• _INPUT RECORDS_:
========================================================================

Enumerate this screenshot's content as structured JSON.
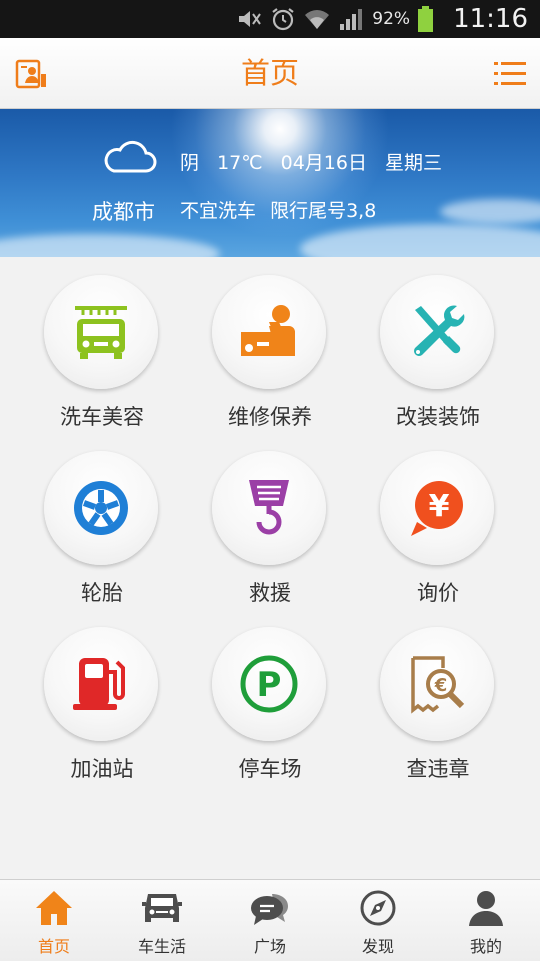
{
  "status_bar": {
    "battery": "92%",
    "time": "11:16"
  },
  "header": {
    "title": "首页"
  },
  "weather": {
    "condition": "阴",
    "temperature": "17℃",
    "date": "04月16日",
    "weekday": "星期三",
    "city": "成都市",
    "car_wash": "不宜洗车",
    "restriction": "限行尾号3,8"
  },
  "services": [
    {
      "label": "洗车美容",
      "icon": "car-wash-icon",
      "color": "#8dc21f"
    },
    {
      "label": "维修保养",
      "icon": "repair-icon",
      "color": "#f08419"
    },
    {
      "label": "改装装饰",
      "icon": "tools-icon",
      "color": "#27b3b3"
    },
    {
      "label": "轮胎",
      "icon": "tire-icon",
      "color": "#1f7fd6"
    },
    {
      "label": "救援",
      "icon": "tow-hook-icon",
      "color": "#9b3fa6"
    },
    {
      "label": "询价",
      "icon": "price-icon",
      "color": "#f0501e"
    },
    {
      "label": "加油站",
      "icon": "gas-pump-icon",
      "color": "#e02828"
    },
    {
      "label": "停车场",
      "icon": "parking-icon",
      "color": "#1f9e3a"
    },
    {
      "label": "查违章",
      "icon": "violation-search-icon",
      "color": "#a87d4a"
    }
  ],
  "tabs": [
    {
      "label": "首页",
      "icon": "home-icon",
      "active": true
    },
    {
      "label": "车生活",
      "icon": "car-life-icon",
      "active": false
    },
    {
      "label": "广场",
      "icon": "chat-icon",
      "active": false
    },
    {
      "label": "发现",
      "icon": "compass-icon",
      "active": false
    },
    {
      "label": "我的",
      "icon": "user-icon",
      "active": false
    }
  ],
  "colors": {
    "accent": "#ef7d1a",
    "text": "#333333"
  }
}
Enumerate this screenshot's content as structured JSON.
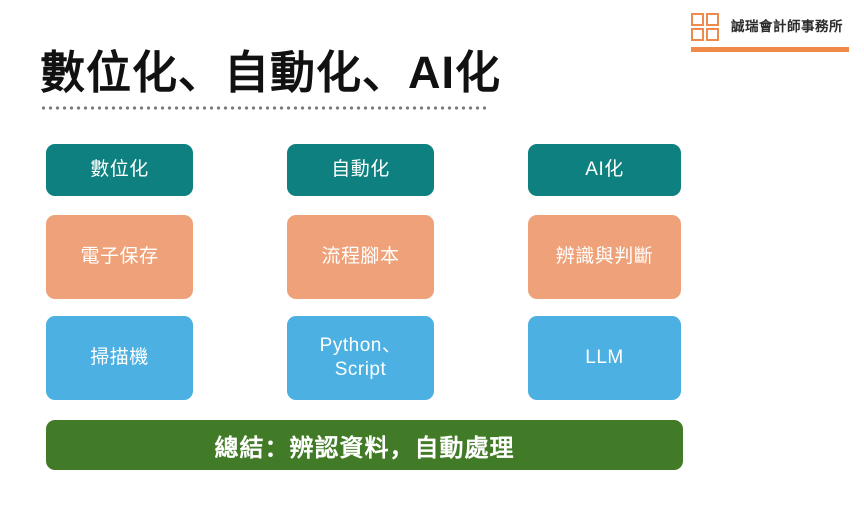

========================================================================

• _TASK PROMPT_:
Give back the entries verbatim. Do not include any picture.

• _WRITTEN RESPONSE_:
Enumerate this screenshot's content as structured JSON.
{
  "status_bar": {
    "battery": "92%",
    "time": "11:16"
  },
  "header": {
    "title": "首页"
  },
  "weather": {
    "condition": "阴",
    "temperature": "17℃",
    "date": "04月16日",
    "weekday": "星期三",
    "city": "成都市",
    "car_wash": "不宜洗车",
    "restriction": "限行尾号3,8"
  },
  "services": [
    {
      "label": "洗车美容",
      "icon": "car-wash-icon",
      "color": "#8dc21f"
    },
    {
      "label": "维修保养",
      "icon": "repair-icon",
      "color": "#f08419"
    },
    {
      "label": "改装装饰",
      "icon": "tools-icon",
      "color": "#27b3b3"
    },
    {
      "label": "轮胎",
      "icon": "tire-icon",
      "color": "#1f7fd6"
    },
    {
      "label": "救援",
      "icon": "tow-hook-icon",
      "color": "#9b3fa6"
    },
    {
      "label": "询价",
      "icon": "price-icon",
      "color": "#f0501e"
    },
    {
      "label": "加油站",
      "icon": "gas-pump-icon",
      "color": "#e02828"
    },
    {
      "label": "停车场",
      "icon": "parking-icon",
      "color": "#1f9e3a"
    },
    {
      "label": "查违章",
      "icon": "violation-search-icon",
      "color": "#a87d4a"
    }
  ],
  "tabs": [
    {
      "label": "首页",
      "icon": "home-icon",
      "active": true
    },
    {
      "label": "车生活",
      "icon": "car-life-icon",
      "active": false
    },
    {
      "label": "广场",
      "icon": "chat-icon",
      "active": false
    },
    {
      "label": "发现",
      "icon": "compass-icon",
      "active": false
    },
    {
      "label": "我的",
      "icon": "user-icon",
      "active": false
    }
  ],
  "colors": {
    "accent": "#ef7d1a",
    "text": "#333333"
  }
}
Enumerate this screenshot's content as structured JSON.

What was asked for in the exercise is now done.